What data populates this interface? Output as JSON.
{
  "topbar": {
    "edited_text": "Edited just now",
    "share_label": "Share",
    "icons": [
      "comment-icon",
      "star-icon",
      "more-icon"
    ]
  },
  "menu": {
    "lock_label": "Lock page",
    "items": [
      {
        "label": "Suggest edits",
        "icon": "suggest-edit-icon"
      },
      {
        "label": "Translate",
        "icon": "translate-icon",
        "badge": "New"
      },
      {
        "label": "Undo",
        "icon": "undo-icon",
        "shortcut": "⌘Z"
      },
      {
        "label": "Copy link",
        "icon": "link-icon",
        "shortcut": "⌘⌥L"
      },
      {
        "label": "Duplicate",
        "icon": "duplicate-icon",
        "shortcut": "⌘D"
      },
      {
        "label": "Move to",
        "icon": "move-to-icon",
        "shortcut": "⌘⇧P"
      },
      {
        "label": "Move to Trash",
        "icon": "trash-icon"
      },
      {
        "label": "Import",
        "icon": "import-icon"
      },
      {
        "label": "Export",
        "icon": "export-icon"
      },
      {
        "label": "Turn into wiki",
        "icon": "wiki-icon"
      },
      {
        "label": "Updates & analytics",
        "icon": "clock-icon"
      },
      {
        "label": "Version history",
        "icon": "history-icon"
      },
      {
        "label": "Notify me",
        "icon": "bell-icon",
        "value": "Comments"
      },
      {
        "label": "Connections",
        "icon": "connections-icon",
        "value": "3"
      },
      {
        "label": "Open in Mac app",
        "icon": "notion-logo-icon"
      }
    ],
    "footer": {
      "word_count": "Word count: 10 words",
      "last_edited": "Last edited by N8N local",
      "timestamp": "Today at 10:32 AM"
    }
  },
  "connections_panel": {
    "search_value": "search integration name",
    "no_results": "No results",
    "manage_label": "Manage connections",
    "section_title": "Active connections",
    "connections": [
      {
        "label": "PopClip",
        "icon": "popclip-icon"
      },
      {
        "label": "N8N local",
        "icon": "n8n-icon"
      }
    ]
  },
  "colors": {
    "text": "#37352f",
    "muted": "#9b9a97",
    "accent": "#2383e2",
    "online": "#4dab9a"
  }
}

**TASK REQUIREMENTS**
Write the data from above out again, exactly.

**SOLUTION**
What data populates this interface? Output as JSON.
{
  "topbar": {
    "edited_text": "Edited just now",
    "share_label": "Share",
    "icons": [
      "comment-icon",
      "star-icon",
      "more-icon"
    ]
  },
  "menu": {
    "lock_label": "Lock page",
    "items": [
      {
        "label": "Suggest edits",
        "icon": "suggest-edit-icon"
      },
      {
        "label": "Translate",
        "icon": "translate-icon",
        "badge": "New"
      },
      {
        "label": "Undo",
        "icon": "undo-icon",
        "shortcut": "⌘Z"
      },
      {
        "label": "Copy link",
        "icon": "link-icon",
        "shortcut": "⌘⌥L"
      },
      {
        "label": "Duplicate",
        "icon": "duplicate-icon",
        "shortcut": "⌘D"
      },
      {
        "label": "Move to",
        "icon": "move-to-icon",
        "shortcut": "⌘⇧P"
      },
      {
        "label": "Move to Trash",
        "icon": "trash-icon"
      },
      {
        "label": "Import",
        "icon": "import-icon"
      },
      {
        "label": "Export",
        "icon": "export-icon"
      },
      {
        "label": "Turn into wiki",
        "icon": "wiki-icon"
      },
      {
        "label": "Updates & analytics",
        "icon": "clock-icon"
      },
      {
        "label": "Version history",
        "icon": "history-icon"
      },
      {
        "label": "Notify me",
        "icon": "bell-icon",
        "value": "Comments"
      },
      {
        "label": "Connections",
        "icon": "connections-icon",
        "value": "3"
      },
      {
        "label": "Open in Mac app",
        "icon": "notion-logo-icon"
      }
    ],
    "footer": {
      "word_count": "Word count: 10 words",
      "last_edited": "Last edited by N8N local",
      "timestamp": "Today at 10:32 AM"
    }
  },
  "connections_panel": {
    "search_value": "search integration name",
    "no_results": "No results",
    "manage_label": "Manage connections",
    "section_title": "Active connections",
    "connections": [
      {
        "label": "PopClip",
        "icon": "popclip-icon"
      },
      {
        "label": "N8N local",
        "icon": "n8n-icon"
      }
    ]
  },
  "colors": {
    "text": "#37352f",
    "muted": "#9b9a97",
    "accent": "#2383e2",
    "online": "#4dab9a"
  }
}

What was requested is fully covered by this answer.